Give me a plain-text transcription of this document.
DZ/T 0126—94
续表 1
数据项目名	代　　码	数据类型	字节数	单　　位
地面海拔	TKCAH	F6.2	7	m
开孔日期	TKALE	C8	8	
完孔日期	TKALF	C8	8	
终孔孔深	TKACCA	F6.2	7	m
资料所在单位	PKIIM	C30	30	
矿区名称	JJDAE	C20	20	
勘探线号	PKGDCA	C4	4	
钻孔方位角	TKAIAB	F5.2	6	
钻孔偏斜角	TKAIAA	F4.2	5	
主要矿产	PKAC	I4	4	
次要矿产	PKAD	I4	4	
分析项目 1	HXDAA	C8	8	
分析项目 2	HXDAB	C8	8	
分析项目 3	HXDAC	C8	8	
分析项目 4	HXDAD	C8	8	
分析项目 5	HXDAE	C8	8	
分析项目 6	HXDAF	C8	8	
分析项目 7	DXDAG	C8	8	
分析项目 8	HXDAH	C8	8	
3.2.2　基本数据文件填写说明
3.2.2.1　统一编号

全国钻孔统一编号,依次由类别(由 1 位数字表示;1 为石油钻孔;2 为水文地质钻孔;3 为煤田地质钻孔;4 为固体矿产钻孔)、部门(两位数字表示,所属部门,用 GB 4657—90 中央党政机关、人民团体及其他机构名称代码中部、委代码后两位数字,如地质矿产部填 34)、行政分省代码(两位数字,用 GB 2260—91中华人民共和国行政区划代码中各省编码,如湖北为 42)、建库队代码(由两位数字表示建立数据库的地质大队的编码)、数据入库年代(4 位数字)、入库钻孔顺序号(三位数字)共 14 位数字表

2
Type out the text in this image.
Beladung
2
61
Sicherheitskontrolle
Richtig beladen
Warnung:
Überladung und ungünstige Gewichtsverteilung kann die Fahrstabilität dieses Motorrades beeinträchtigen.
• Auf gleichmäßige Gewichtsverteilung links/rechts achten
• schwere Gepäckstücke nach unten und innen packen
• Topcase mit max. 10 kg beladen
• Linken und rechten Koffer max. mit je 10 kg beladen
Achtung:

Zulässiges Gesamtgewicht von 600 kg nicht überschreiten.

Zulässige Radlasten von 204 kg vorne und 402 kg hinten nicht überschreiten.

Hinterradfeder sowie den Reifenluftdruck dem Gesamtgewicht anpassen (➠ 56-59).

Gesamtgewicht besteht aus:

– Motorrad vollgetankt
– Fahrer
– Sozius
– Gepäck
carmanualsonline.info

• _Written task_
All of the records must be repeated exactly.

• _Full answer_
Give me a plain-text transcription of this document.
DZ/T 0126—94
续表 1
数据项目名	代　　码	数据类型	字节数	单　　位
地面海拔	TKCAH	F6.2	7	m
开孔日期	TKALE	C8	8	
完孔日期	TKALF	C8	8	
终孔孔深	TKACCA	F6.2	7	m
资料所在单位	PKIIM	C30	30	
矿区名称	JJDAE	C20	20	
勘探线号	PKGDCA	C4	4	
钻孔方位角	TKAIAB	F5.2	6	
钻孔偏斜角	TKAIAA	F4.2	5	
主要矿产	PKAC	I4	4	
次要矿产	PKAD	I4	4	
分析项目 1	HXDAA	C8	8	
分析项目 2	HXDAB	C8	8	
分析项目 3	HXDAC	C8	8	
分析项目 4	HXDAD	C8	8	
分析项目 5	HXDAE	C8	8	
分析项目 6	HXDAF	C8	8	
分析项目 7	DXDAG	C8	8	
分析项目 8	HXDAH	C8	8	
3.2.2　基本数据文件填写说明
3.2.2.1　统一编号

全国钻孔统一编号,依次由类别(由 1 位数字表示;1 为石油钻孔;2 为水文地质钻孔;3 为煤田地质钻孔;4 为固体矿产钻孔)、部门(两位数字表示,所属部门,用 GB 4657—90 中央党政机关、人民团体及其他机构名称代码中部、委代码后两位数字,如地质矿产部填 34)、行政分省代码(两位数字,用 GB 2260—91中华人民共和国行政区划代码中各省编码,如湖北为 42)、建库队代码(由两位数字表示建立数据库的地质大队的编码)、数据入库年代(4 位数字)、入库钻孔顺序号(三位数字)共 14 位数字表

2
Type out the text in this image.
Beladung
2
61
Sicherheitskontrolle
Richtig beladen
Warnung:
Überladung und ungünstige Gewichtsverteilung kann die Fahrstabilität dieses Motorrades beeinträchtigen.
• Auf gleichmäßige Gewichtsverteilung links/rechts achten
• schwere Gepäckstücke nach unten und innen packen
• Topcase mit max. 10 kg beladen
• Linken und rechten Koffer max. mit je 10 kg beladen
Achtung:

Zulässiges Gesamtgewicht von 600 kg nicht überschreiten.

Zulässige Radlasten von 204 kg vorne und 402 kg hinten nicht überschreiten.

Hinterradfeder sowie den Reifenluftdruck dem Gesamtgewicht anpassen (➠ 56-59).

Gesamtgewicht besteht aus:

– Motorrad vollgetankt
– Fahrer
– Sozius
– Gepäck
carmanualsonline.info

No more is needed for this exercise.